* WORK TO BE COMPLETED *
How many lines of these entries hold the string "logo"? Answer with the number alone.

* DATA ROWS *
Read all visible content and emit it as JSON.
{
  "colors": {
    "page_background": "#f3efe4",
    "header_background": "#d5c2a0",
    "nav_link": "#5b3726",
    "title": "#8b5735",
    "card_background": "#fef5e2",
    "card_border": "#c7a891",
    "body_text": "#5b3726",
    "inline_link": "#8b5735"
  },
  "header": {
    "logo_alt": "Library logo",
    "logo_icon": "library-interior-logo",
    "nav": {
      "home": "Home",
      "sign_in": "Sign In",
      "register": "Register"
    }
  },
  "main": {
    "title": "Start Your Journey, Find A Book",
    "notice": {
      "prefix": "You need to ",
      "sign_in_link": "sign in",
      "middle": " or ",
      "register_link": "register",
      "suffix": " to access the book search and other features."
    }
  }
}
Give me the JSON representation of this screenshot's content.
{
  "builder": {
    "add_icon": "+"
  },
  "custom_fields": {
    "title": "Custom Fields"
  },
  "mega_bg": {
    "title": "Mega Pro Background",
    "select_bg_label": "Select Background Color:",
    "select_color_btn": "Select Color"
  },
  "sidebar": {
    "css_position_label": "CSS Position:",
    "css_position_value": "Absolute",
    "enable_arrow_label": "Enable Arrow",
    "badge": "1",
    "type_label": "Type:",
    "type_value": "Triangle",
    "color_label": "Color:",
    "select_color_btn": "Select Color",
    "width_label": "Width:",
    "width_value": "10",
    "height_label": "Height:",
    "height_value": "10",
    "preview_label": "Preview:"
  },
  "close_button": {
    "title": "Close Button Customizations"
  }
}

* TASK SOLUTION *
2